[Records from a data source]
_ _ _ _ _ _ _

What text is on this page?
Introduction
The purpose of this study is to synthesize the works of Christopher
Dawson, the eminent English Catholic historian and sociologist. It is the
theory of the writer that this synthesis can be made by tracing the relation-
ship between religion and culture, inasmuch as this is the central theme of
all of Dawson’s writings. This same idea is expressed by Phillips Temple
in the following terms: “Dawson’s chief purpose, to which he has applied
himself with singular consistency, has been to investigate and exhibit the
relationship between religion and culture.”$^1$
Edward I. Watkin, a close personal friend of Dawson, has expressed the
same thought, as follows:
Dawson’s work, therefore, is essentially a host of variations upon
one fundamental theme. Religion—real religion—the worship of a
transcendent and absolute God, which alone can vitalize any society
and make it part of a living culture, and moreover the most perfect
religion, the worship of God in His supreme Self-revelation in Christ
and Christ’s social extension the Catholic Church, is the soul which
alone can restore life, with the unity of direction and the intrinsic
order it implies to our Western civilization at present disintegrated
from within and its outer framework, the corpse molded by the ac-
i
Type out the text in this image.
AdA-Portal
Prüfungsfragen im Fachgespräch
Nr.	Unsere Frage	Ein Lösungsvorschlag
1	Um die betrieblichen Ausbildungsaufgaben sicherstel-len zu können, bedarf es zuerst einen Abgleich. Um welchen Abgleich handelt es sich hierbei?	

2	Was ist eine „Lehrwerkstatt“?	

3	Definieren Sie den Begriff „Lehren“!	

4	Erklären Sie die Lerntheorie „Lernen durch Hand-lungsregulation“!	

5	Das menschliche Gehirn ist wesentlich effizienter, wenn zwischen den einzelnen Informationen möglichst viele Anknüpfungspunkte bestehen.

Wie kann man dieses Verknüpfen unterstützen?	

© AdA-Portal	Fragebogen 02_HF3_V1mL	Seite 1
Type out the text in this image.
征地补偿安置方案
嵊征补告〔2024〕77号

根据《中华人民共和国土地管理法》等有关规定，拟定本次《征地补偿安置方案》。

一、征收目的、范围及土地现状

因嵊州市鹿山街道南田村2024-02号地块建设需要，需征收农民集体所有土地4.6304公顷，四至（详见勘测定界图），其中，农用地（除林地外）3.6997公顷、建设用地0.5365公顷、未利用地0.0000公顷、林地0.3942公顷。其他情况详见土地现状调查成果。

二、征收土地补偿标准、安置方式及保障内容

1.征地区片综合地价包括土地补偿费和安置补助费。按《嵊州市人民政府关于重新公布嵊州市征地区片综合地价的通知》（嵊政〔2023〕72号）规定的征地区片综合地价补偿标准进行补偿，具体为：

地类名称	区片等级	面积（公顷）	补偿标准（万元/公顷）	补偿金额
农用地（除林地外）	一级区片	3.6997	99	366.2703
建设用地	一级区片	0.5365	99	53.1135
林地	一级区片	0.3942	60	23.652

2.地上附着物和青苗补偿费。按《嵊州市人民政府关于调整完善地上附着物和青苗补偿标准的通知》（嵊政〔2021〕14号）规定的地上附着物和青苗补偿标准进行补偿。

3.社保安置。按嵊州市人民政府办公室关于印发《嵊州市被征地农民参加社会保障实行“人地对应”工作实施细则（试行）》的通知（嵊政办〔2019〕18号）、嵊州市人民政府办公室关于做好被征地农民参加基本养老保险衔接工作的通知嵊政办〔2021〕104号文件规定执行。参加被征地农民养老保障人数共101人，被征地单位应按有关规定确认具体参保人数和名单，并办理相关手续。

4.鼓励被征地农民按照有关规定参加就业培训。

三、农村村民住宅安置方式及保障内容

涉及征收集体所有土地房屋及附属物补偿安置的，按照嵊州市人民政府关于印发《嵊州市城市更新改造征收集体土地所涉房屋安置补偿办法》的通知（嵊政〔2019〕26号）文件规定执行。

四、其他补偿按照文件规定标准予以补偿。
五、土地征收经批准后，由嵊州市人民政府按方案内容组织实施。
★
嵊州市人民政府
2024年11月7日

_ _ _ _ _ _ _

Among the lines above, determine how many hold the word "religion"; report the figure alone.

RESULT OF THE TASK ▸ 4